Examine the entries below, count the lines holding the string "record", and respond with the number only.

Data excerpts
— Start —

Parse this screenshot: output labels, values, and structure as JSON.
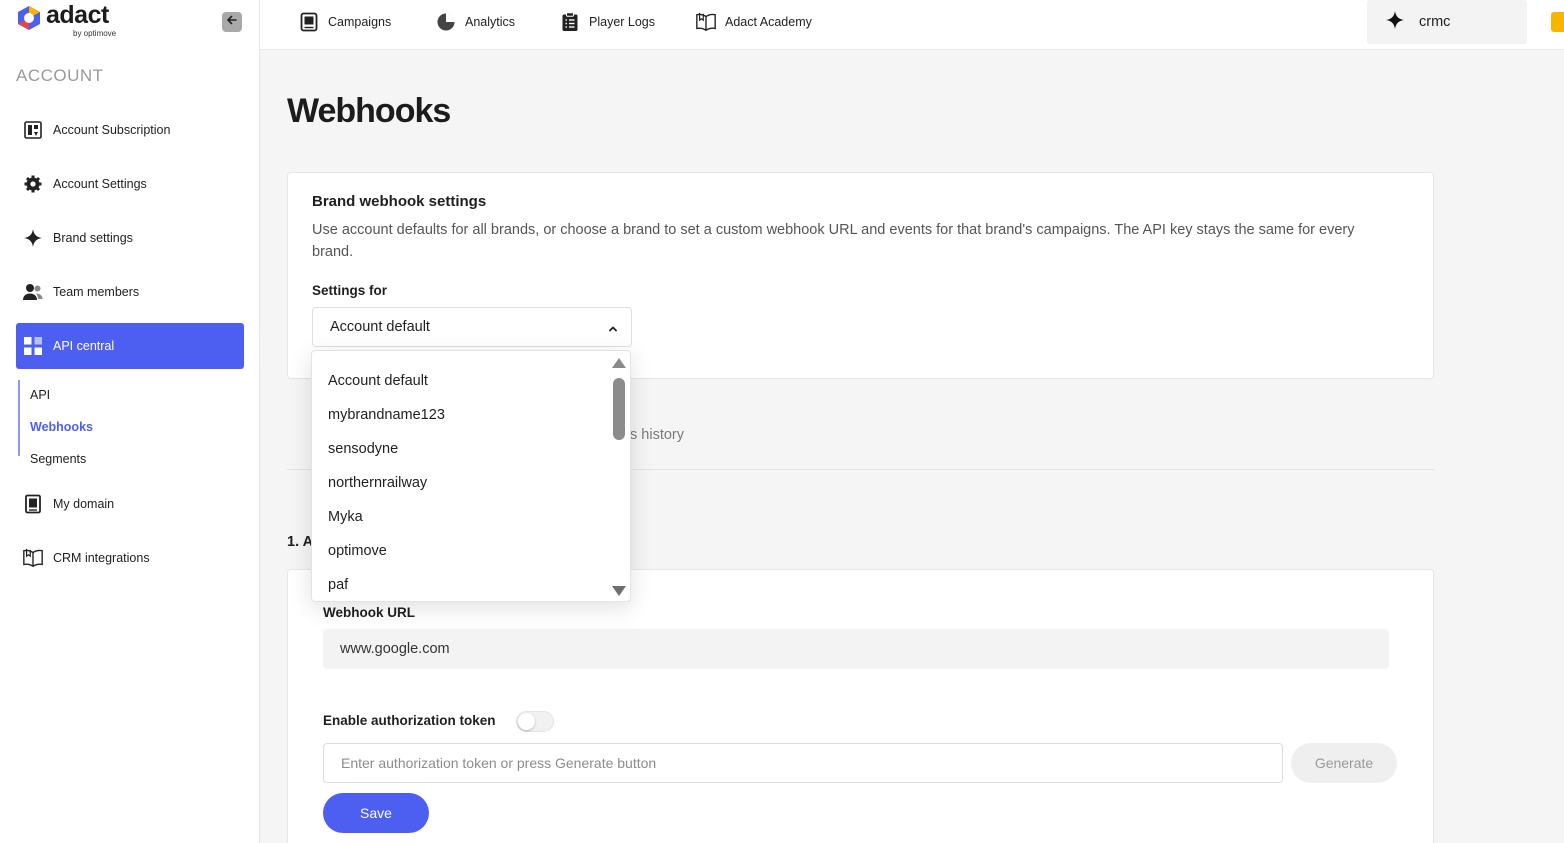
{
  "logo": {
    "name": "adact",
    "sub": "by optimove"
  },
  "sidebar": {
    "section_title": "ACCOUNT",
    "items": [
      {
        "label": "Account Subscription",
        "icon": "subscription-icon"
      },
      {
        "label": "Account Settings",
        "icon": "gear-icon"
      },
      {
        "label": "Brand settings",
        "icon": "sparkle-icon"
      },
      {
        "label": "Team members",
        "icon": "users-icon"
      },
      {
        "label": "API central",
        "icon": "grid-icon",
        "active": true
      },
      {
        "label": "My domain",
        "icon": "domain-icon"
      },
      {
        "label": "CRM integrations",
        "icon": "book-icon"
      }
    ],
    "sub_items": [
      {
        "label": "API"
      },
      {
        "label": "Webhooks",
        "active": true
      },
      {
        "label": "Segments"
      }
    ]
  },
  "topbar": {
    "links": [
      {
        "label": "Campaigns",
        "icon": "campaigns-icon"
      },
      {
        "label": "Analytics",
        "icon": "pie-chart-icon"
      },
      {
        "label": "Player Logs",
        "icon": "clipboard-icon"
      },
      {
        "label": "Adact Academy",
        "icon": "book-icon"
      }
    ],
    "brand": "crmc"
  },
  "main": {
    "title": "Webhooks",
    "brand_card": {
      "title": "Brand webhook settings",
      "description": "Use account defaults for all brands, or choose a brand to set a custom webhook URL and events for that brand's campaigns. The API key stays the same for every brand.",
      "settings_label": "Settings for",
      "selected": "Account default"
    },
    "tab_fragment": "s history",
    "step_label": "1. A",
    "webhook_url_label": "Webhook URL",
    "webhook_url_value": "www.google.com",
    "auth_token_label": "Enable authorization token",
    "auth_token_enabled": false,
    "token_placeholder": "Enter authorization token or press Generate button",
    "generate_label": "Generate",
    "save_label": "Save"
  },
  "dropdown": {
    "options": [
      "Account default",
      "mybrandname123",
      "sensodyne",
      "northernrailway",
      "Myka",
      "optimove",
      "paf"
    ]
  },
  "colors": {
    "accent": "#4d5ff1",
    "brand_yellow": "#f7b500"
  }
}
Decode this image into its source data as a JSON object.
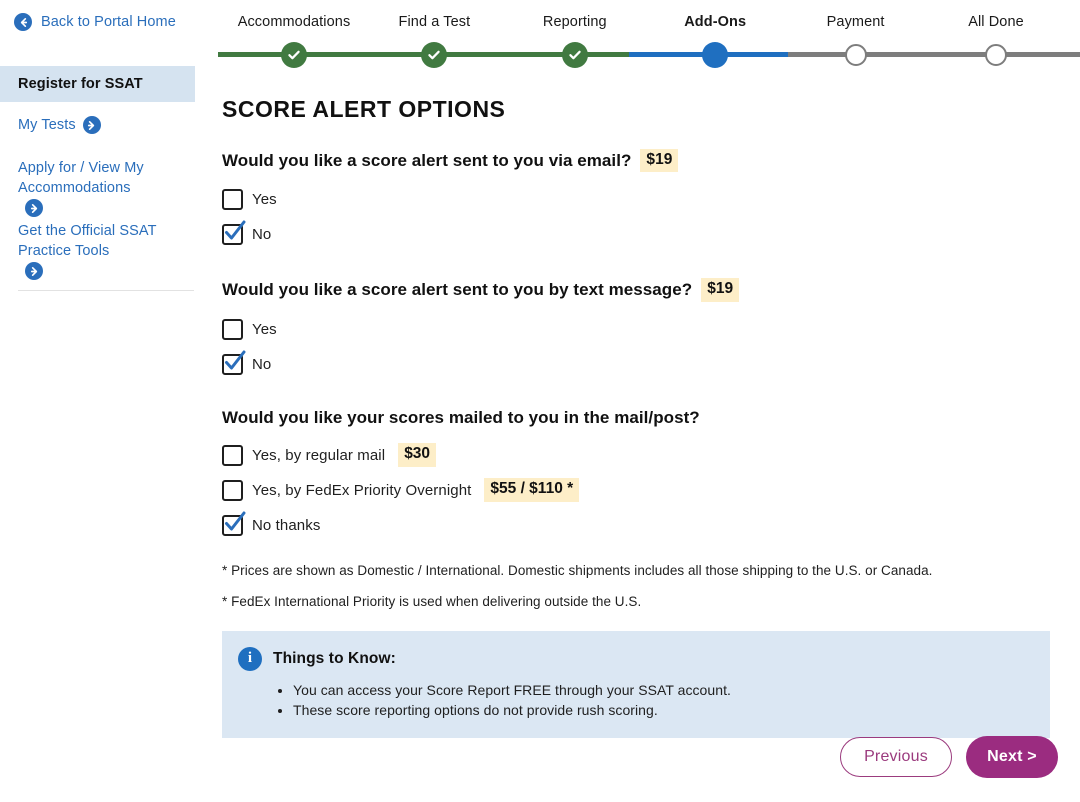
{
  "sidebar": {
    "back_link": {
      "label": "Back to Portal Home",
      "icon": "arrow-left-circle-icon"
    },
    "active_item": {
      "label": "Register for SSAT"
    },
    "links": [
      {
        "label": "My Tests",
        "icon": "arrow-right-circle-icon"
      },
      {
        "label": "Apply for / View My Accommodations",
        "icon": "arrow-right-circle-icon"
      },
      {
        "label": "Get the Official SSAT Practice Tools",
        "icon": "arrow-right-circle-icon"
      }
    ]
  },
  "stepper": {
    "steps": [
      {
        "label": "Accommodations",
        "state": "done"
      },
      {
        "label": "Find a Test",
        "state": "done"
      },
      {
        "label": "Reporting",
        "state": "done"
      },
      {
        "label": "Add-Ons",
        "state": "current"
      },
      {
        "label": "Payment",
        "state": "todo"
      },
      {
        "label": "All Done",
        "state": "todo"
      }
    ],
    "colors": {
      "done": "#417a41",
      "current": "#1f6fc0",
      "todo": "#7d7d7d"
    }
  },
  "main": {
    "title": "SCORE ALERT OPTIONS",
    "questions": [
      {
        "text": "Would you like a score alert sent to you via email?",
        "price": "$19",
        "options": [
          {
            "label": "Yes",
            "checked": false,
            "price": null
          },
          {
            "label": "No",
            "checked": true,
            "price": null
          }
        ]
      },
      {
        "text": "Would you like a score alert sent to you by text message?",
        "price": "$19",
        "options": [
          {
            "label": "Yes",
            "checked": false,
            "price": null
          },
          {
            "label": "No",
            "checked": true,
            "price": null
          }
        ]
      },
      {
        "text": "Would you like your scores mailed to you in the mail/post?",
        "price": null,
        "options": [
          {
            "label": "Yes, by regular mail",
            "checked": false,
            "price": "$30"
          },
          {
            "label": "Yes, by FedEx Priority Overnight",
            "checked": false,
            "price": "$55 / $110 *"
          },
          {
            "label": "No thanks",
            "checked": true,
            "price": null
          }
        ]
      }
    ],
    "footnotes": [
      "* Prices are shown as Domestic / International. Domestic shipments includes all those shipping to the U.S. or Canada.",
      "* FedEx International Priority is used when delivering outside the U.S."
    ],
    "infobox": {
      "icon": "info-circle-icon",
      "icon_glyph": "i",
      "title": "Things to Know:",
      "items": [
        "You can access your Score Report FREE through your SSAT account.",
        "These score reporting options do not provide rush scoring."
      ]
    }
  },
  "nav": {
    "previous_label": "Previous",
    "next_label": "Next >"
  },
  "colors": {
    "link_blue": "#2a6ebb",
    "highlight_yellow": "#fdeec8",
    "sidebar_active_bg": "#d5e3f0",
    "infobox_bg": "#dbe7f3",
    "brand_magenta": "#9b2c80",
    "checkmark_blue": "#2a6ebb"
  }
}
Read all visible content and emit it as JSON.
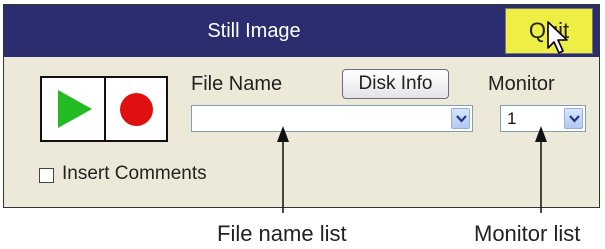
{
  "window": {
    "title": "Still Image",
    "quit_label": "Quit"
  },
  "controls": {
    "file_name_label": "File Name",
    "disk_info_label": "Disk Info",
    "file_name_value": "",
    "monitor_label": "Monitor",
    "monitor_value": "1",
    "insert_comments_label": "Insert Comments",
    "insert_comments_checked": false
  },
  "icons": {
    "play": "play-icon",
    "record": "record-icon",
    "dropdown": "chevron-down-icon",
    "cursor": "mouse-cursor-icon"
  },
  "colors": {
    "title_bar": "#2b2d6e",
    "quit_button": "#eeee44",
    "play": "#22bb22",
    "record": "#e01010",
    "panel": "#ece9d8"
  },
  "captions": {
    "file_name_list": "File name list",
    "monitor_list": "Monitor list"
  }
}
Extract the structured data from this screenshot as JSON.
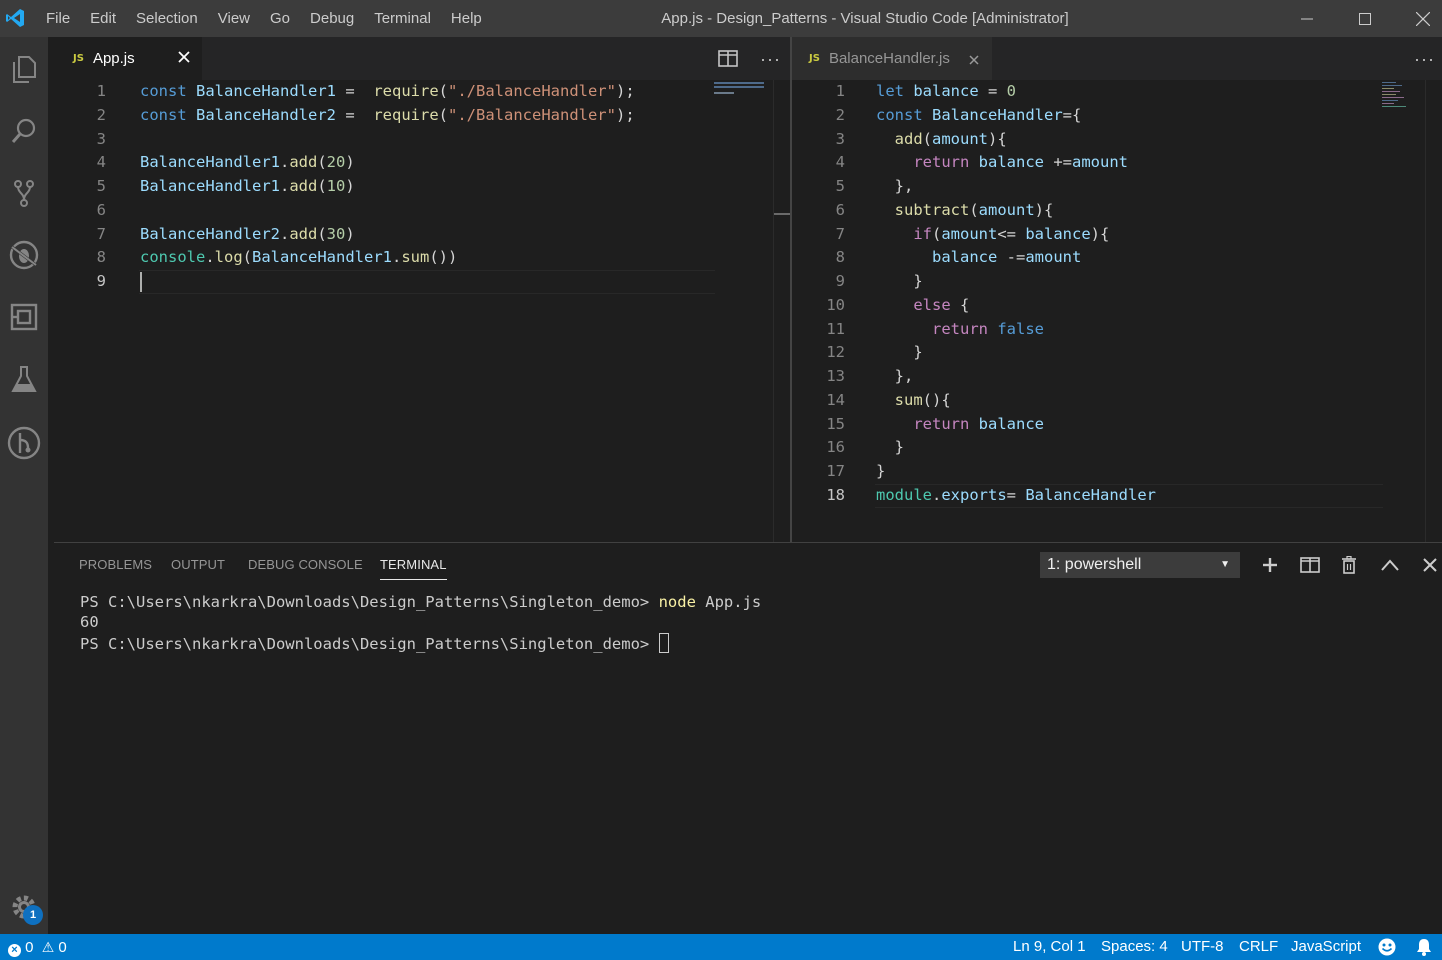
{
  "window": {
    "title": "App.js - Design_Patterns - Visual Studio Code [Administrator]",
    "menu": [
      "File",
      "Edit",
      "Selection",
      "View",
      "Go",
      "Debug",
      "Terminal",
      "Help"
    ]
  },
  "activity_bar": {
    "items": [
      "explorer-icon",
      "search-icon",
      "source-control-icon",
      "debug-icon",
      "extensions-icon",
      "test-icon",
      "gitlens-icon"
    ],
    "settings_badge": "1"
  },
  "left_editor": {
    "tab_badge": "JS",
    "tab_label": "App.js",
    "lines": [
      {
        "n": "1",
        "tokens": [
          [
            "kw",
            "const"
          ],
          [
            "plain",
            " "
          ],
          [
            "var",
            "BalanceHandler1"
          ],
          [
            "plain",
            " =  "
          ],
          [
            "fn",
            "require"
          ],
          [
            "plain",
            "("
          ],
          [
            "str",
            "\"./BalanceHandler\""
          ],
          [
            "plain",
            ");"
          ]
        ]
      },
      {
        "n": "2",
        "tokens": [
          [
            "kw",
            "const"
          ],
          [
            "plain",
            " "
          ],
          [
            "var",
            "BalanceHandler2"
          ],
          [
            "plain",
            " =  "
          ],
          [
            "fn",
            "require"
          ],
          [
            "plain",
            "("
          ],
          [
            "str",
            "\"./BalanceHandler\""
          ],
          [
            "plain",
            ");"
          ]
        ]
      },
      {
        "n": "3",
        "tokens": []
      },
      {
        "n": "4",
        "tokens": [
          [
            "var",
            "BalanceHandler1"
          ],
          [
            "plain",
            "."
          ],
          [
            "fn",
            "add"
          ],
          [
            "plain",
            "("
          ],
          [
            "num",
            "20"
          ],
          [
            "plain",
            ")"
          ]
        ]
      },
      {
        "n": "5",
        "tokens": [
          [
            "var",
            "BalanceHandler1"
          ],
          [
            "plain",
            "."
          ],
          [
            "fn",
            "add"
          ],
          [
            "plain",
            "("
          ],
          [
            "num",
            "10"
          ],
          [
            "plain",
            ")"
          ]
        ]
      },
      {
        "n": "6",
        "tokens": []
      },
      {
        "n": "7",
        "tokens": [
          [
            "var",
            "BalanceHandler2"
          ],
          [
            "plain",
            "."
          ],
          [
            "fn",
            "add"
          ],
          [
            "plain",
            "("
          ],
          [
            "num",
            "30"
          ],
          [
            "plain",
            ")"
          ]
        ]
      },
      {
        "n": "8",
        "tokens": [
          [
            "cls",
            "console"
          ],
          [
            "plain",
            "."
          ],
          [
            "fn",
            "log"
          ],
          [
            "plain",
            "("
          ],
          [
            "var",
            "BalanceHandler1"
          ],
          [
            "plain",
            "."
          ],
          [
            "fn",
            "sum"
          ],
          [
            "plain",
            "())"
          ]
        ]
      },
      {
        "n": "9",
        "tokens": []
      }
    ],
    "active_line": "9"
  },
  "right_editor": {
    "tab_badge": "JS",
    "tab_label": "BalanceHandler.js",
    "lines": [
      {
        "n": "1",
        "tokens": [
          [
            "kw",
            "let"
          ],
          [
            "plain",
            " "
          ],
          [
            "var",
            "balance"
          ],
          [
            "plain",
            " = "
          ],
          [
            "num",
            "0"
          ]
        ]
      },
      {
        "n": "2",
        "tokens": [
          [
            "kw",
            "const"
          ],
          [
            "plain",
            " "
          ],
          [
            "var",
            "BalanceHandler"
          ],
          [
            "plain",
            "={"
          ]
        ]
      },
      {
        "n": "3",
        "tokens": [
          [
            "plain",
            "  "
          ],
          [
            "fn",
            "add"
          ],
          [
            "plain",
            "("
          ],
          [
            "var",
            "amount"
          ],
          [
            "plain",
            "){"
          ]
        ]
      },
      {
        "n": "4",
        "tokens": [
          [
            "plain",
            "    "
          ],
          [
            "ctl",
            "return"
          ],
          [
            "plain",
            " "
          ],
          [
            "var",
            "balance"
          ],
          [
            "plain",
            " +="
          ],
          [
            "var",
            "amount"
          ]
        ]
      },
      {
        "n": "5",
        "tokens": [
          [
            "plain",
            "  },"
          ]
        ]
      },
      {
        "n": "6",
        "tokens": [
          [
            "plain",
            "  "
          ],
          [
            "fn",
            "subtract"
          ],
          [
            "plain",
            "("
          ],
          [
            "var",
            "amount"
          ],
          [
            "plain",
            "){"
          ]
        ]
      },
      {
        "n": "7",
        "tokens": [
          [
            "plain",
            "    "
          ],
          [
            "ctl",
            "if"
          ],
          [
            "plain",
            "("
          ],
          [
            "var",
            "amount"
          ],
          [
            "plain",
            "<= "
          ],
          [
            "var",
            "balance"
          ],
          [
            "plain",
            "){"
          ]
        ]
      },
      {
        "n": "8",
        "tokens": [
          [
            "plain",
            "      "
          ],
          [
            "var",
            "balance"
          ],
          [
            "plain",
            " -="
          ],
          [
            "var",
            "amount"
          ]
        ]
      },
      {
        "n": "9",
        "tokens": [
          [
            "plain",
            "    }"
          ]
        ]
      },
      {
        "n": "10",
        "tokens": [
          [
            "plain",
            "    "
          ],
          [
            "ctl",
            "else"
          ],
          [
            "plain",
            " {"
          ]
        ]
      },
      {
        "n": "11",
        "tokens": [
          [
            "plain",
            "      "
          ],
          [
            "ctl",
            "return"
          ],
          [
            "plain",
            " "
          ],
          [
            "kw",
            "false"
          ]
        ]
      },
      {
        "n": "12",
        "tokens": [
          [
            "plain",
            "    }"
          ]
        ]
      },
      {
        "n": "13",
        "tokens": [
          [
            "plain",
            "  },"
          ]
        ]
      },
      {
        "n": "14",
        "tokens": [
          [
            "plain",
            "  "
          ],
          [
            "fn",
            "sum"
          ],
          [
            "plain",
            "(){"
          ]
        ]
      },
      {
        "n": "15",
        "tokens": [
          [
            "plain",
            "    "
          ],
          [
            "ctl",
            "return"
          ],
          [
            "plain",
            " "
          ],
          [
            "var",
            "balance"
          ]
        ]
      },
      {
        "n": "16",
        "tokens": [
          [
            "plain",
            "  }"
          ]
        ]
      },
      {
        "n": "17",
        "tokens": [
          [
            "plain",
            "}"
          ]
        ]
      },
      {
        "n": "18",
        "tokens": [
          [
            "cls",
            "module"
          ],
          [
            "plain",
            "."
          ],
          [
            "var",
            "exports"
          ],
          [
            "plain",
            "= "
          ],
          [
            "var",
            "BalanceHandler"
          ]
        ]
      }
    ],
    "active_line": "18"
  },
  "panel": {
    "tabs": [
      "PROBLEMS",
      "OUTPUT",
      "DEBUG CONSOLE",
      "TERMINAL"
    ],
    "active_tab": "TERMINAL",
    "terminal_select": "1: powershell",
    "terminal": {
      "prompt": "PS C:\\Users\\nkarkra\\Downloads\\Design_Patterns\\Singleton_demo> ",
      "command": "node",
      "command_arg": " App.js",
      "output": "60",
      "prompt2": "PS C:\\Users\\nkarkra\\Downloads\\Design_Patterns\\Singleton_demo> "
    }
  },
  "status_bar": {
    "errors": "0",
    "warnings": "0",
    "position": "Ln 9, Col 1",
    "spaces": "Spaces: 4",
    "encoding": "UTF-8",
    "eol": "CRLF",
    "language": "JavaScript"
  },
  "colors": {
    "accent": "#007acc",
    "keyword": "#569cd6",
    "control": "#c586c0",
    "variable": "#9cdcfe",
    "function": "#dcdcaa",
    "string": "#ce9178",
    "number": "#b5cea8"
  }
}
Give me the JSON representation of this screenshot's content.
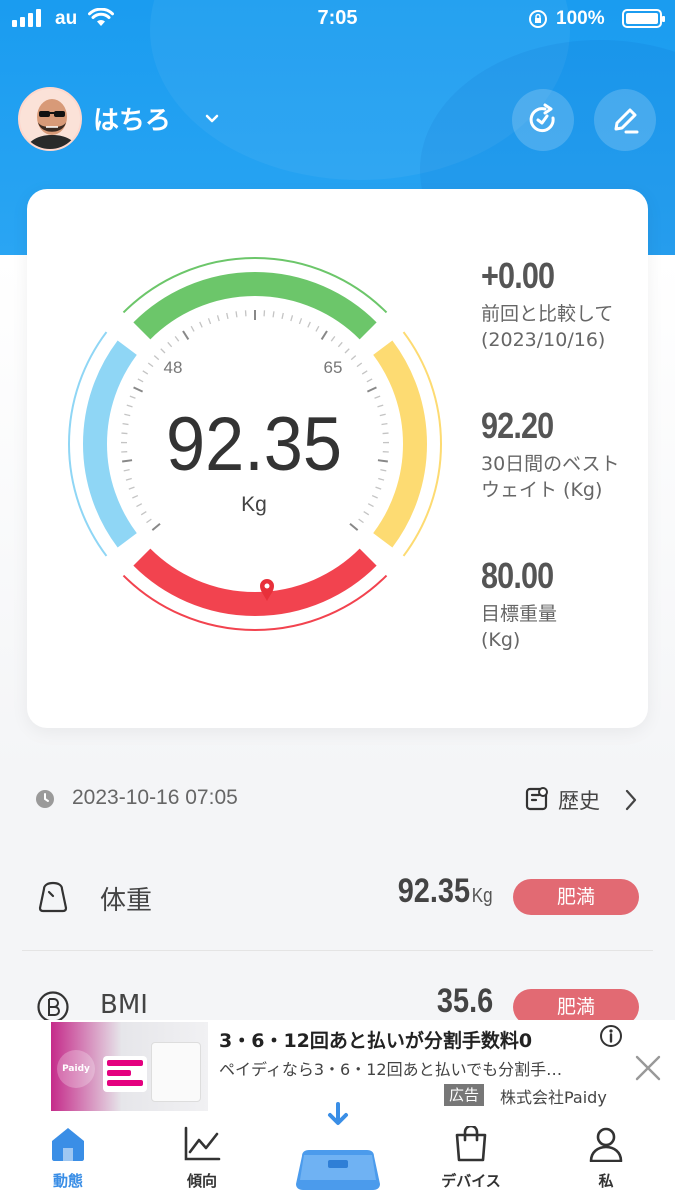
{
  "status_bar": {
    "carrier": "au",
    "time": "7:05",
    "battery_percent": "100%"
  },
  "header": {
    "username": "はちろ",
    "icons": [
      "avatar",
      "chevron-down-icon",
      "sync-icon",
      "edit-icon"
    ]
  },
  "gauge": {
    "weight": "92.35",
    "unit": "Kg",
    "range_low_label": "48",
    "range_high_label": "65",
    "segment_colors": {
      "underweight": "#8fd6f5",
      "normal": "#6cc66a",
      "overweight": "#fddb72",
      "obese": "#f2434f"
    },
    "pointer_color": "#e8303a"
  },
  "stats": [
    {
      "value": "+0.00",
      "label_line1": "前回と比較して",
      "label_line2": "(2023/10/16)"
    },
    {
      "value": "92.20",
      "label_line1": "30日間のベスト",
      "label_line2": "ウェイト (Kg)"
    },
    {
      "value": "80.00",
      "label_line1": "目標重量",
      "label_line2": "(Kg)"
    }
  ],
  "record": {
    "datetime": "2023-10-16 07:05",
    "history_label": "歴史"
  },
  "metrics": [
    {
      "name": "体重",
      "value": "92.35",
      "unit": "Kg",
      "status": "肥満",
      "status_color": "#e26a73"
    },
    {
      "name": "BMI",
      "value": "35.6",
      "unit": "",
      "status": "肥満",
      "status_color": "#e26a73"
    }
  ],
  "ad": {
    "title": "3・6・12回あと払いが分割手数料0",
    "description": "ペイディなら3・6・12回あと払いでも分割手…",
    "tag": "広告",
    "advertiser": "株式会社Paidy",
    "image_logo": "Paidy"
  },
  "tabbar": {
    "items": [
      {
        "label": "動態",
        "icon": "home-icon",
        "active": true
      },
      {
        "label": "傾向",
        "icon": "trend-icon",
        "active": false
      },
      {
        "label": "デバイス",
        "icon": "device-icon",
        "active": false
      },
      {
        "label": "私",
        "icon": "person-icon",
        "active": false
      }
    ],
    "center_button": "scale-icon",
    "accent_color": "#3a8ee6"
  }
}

— End —

◆ Problem solution
3